**Aim 1:** List every activity other than drawing that the article on tablets with a stylus pen names as something a general-purpose tablet allows.
**Aim 2:** Reproduce verbatim the passage of the article on tablets with a stylus pen from "There's a lot" to "or a hobby.".

**Extract:**

◇ ◇ ◇ ◇ ◇ ◇ ◇

The best tablets with a stylus pen can be essential purchases for a digital artist. Stylus technology has come a long way, with the most advanced styluses now capable of detecting minute changes in pressure to offer super fine line control, and the tablets can allow you to bring your creations to life with the latest apps and programs.
There's a lot of choices available now. Some of the best tablets with a stylus pen are small enough to be taken anywhere, making them great for working on the move, while others have large, high-quality screens and are designed for desktop use. As a result, there's almost definitely one that suits how you prefer to work, whether art is your career or a hobby.
How to make the choice? Well, if you need a specialised tool for art and animation, it makes sense to look at specialised tablets from market leaders like Wacom. But if you’d prefer a tablet with a stylus that lets you do a lot of things other than drawing, like video editing, gaming or just chilling with some streaming TV, then it makes sense to get a more general-purpose tablet computer like an iPad or Samsung Galaxy. Note that these are no longer compromises – they offer excellent drawing experiences. If you're unsure, jump straight to our section on what to look for when buying a tablet with a stylus.
Below you'll find our selection of the best tablets with a stylus. Some come with styluses in the box, but not with others you'll have to buy a stylus separately. Meanwhile, some have their own screen displays, while others need to be plugged into an external display like a computer monitor or a smartphone. There are models for all budgets and skill levels, so wherever you are on your artistic journey, there'll be a tablet here for you.
The best tablets with a stylus pen available now
The latest is flat-out the best tablet you can get right now. Powered by the M1 chip inherited from Mac computers, these tablets are basically portable computers in their own right. Blazingly fast in performance, even when undertaking intensive tasks like editing 4K video, the iPad Pro 12.9-inch (M1, 2021) is basically an unbeatable tablet.
For digital creatives wanting a good drawing display, the latest iPad Pro 12.9-inch will well and truly deliver. A mini-LED backlit XDR display that provides a superior viewing experience in all lighting conditions. In terms of colour accuracy, contrast and brightness, it's not only one of the best tablet displays, but one of the best displays, period.
As for the drawing experience, using the Apple Pencil 2 (unchanged from previous iPads) is really satisfying, with a weight in the hand that helps the whole drawing process feel premium. It has been kind of a game-changer in the drawing community, with many artists being swayed to iPads from dedicated drawing tablets like those from Wacom. Apple has never been specific on the exact pressure sensitivity of the Apple Pencil, but it's clearly very good, up there with the best.

◇ ◇ ◇ ◇ ◇ ◇ ◇

**Dataset excerpt:**
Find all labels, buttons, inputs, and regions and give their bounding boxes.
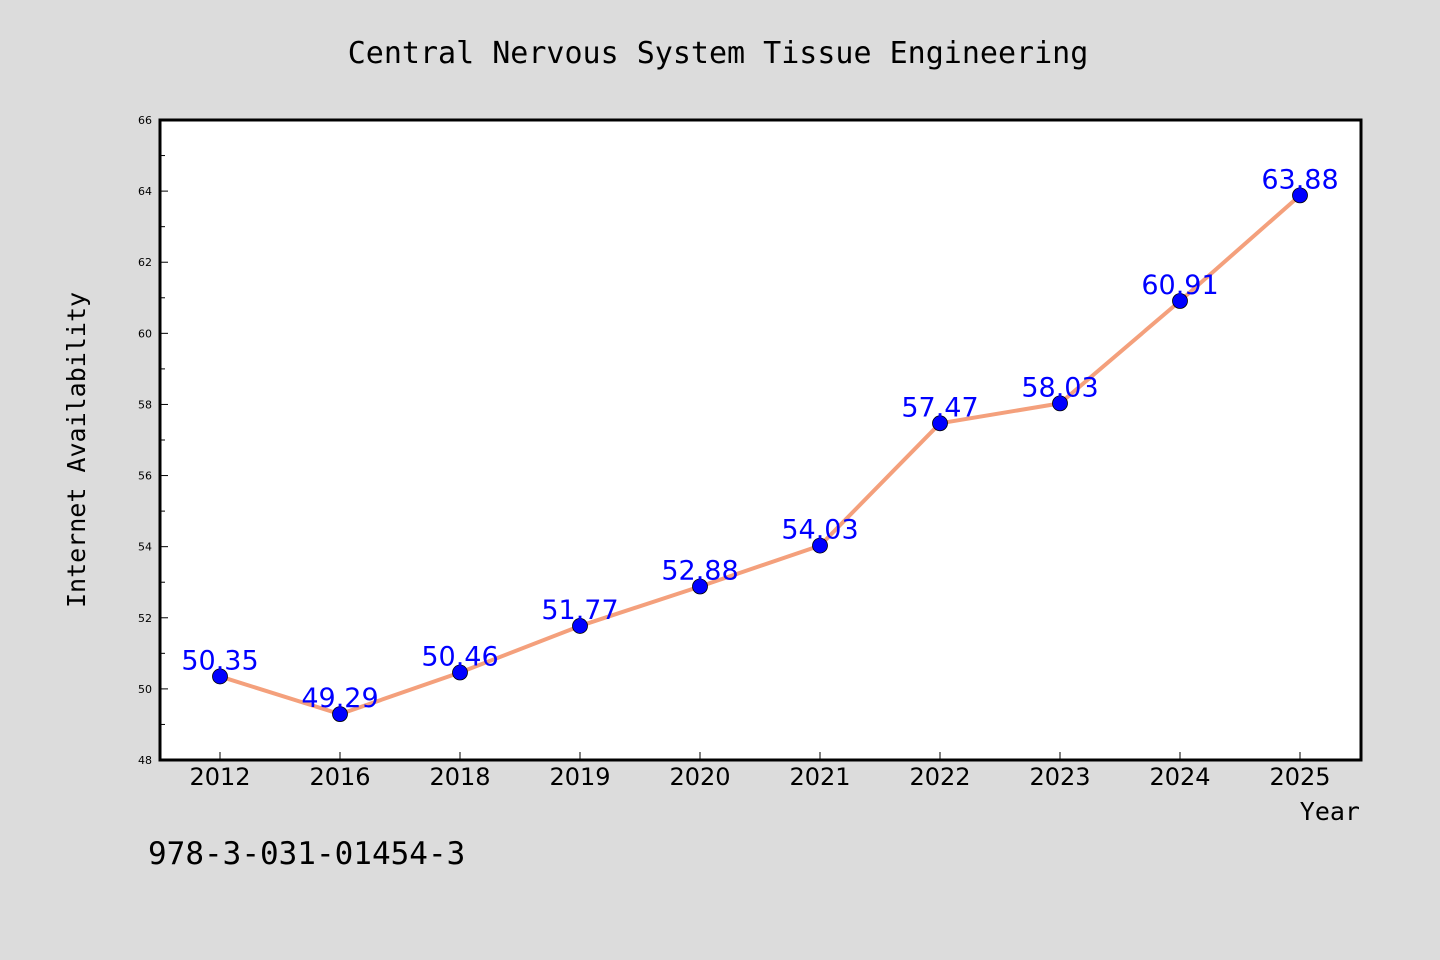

◇ ◇ ◇ ◇ ◇ ◇ ◇

**Exercise output 1:**
- Video editing
- Gaming
- Watching streaming TV

**Exercise output 2:**
There's a lot of choices available now. Some of the best tablets with a stylus pen are small enough to be taken anywhere, making them great for working on the move, while others have large, high-quality screens and are designed for desktop use. As a result, there's almost definitely one that suits how you prefer to work, whether art is your career or a hobby.